__REQUIRED TASK__
Print the data exactly as it is given, please.

__GIVEN RECORDS__
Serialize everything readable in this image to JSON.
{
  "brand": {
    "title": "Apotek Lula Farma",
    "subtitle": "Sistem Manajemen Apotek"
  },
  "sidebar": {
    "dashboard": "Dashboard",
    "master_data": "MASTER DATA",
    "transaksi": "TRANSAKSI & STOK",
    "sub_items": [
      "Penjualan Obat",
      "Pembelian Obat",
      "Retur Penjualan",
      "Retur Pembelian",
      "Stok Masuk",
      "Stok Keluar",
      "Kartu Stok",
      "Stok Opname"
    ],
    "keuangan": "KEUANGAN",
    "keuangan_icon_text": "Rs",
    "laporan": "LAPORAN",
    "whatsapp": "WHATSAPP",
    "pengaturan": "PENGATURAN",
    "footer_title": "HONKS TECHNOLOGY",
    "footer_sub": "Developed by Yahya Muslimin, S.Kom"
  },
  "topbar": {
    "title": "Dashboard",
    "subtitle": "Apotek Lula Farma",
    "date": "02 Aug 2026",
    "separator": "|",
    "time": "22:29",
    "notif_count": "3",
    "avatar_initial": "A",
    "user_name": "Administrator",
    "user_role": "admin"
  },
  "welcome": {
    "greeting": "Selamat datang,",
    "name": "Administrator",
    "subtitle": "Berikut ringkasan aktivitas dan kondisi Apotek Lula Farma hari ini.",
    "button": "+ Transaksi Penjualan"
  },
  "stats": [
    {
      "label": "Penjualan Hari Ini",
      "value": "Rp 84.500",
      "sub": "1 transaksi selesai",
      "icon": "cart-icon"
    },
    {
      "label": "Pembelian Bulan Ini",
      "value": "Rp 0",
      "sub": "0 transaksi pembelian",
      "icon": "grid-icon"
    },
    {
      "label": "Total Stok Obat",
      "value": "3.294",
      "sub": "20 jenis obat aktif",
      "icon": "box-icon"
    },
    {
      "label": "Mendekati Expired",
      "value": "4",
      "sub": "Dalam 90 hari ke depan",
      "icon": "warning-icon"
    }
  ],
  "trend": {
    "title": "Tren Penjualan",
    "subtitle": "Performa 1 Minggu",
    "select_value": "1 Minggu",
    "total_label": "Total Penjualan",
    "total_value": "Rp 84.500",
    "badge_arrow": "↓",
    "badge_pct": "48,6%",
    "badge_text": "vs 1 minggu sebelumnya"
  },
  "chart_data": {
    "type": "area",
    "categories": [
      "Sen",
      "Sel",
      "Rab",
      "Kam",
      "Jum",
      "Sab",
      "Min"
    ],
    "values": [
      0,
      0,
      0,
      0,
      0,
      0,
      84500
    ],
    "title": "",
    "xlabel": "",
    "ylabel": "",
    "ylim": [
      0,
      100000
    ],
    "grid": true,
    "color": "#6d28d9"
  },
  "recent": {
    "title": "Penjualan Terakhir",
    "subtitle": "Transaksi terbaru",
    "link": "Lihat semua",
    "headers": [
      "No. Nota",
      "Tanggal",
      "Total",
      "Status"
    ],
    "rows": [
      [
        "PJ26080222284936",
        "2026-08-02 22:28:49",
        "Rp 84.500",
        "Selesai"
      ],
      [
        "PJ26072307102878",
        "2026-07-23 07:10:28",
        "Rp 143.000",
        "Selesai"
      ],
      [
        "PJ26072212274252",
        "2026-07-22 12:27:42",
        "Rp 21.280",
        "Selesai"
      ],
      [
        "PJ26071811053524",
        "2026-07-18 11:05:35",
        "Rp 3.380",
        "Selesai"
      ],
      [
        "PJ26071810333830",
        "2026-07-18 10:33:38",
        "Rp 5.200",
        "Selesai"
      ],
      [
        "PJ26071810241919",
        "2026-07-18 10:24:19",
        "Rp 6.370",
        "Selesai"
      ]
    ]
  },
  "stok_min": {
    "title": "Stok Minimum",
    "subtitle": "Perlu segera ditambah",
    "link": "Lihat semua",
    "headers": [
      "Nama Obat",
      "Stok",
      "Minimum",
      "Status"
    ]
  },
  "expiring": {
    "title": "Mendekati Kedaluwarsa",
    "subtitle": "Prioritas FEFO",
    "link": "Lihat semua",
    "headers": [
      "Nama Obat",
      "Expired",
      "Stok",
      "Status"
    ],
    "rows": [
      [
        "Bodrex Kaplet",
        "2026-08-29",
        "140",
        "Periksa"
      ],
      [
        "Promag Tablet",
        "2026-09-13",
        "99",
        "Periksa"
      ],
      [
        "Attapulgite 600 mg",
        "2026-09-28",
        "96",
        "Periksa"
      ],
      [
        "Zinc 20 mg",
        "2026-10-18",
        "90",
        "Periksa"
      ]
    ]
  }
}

__RESULT BELOW__
Serialize everything readable in this image to JSON.
{
  "brand": {
    "title": "Apotek Lula Farma",
    "subtitle": "Sistem Manajemen Apotek"
  },
  "sidebar": {
    "dashboard": "Dashboard",
    "master_data": "MASTER DATA",
    "transaksi": "TRANSAKSI & STOK",
    "sub_items": [
      "Penjualan Obat",
      "Pembelian Obat",
      "Retur Penjualan",
      "Retur Pembelian",
      "Stok Masuk",
      "Stok Keluar",
      "Kartu Stok",
      "Stok Opname"
    ],
    "keuangan": "KEUANGAN",
    "keuangan_icon_text": "Rs",
    "laporan": "LAPORAN",
    "whatsapp": "WHATSAPP",
    "pengaturan": "PENGATURAN",
    "footer_title": "HONKS TECHNOLOGY",
    "footer_sub": "Developed by Yahya Muslimin, S.Kom"
  },
  "topbar": {
    "title": "Dashboard",
    "subtitle": "Apotek Lula Farma",
    "date": "02 Aug 2026",
    "separator": "|",
    "time": "22:29",
    "notif_count": "3",
    "avatar_initial": "A",
    "user_name": "Administrator",
    "user_role": "admin"
  },
  "welcome": {
    "greeting": "Selamat datang,",
    "name": "Administrator",
    "subtitle": "Berikut ringkasan aktivitas dan kondisi Apotek Lula Farma hari ini.",
    "button": "+ Transaksi Penjualan"
  },
  "stats": [
    {
      "label": "Penjualan Hari Ini",
      "value": "Rp 84.500",
      "sub": "1 transaksi selesai",
      "icon": "cart-icon"
    },
    {
      "label": "Pembelian Bulan Ini",
      "value": "Rp 0",
      "sub": "0 transaksi pembelian",
      "icon": "grid-icon"
    },
    {
      "label": "Total Stok Obat",
      "value": "3.294",
      "sub": "20 jenis obat aktif",
      "icon": "box-icon"
    },
    {
      "label": "Mendekati Expired",
      "value": "4",
      "sub": "Dalam 90 hari ke depan",
      "icon": "warning-icon"
    }
  ],
  "trend": {
    "title": "Tren Penjualan",
    "subtitle": "Performa 1 Minggu",
    "select_value": "1 Minggu",
    "total_label": "Total Penjualan",
    "total_value": "Rp 84.500",
    "badge_arrow": "↓",
    "badge_pct": "48,6%",
    "badge_text": "vs 1 minggu sebelumnya"
  },
  "chart_data": {
    "type": "area",
    "categories": [
      "Sen",
      "Sel",
      "Rab",
      "Kam",
      "Jum",
      "Sab",
      "Min"
    ],
    "values": [
      0,
      0,
      0,
      0,
      0,
      0,
      84500
    ],
    "title": "",
    "xlabel": "",
    "ylabel": "",
    "ylim": [
      0,
      100000
    ],
    "grid": true,
    "color": "#6d28d9"
  },
  "recent": {
    "title": "Penjualan Terakhir",
    "subtitle": "Transaksi terbaru",
    "link": "Lihat semua",
    "headers": [
      "No. Nota",
      "Tanggal",
      "Total",
      "Status"
    ],
    "rows": [
      [
        "PJ26080222284936",
        "2026-08-02 22:28:49",
        "Rp 84.500",
        "Selesai"
      ],
      [
        "PJ26072307102878",
        "2026-07-23 07:10:28",
        "Rp 143.000",
        "Selesai"
      ],
      [
        "PJ26072212274252",
        "2026-07-22 12:27:42",
        "Rp 21.280",
        "Selesai"
      ],
      [
        "PJ26071811053524",
        "2026-07-18 11:05:35",
        "Rp 3.380",
        "Selesai"
      ],
      [
        "PJ26071810333830",
        "2026-07-18 10:33:38",
        "Rp 5.200",
        "Selesai"
      ],
      [
        "PJ26071810241919",
        "2026-07-18 10:24:19",
        "Rp 6.370",
        "Selesai"
      ]
    ]
  },
  "stok_min": {
    "title": "Stok Minimum",
    "subtitle": "Perlu segera ditambah",
    "link": "Lihat semua",
    "headers": [
      "Nama Obat",
      "Stok",
      "Minimum",
      "Status"
    ]
  },
  "expiring": {
    "title": "Mendekati Kedaluwarsa",
    "subtitle": "Prioritas FEFO",
    "link": "Lihat semua",
    "headers": [
      "Nama Obat",
      "Expired",
      "Stok",
      "Status"
    ],
    "rows": [
      [
        "Bodrex Kaplet",
        "2026-08-29",
        "140",
        "Periksa"
      ],
      [
        "Promag Tablet",
        "2026-09-13",
        "99",
        "Periksa"
      ],
      [
        "Attapulgite 600 mg",
        "2026-09-28",
        "96",
        "Periksa"
      ],
      [
        "Zinc 20 mg",
        "2026-10-18",
        "90",
        "Periksa"
      ]
    ]
  }
}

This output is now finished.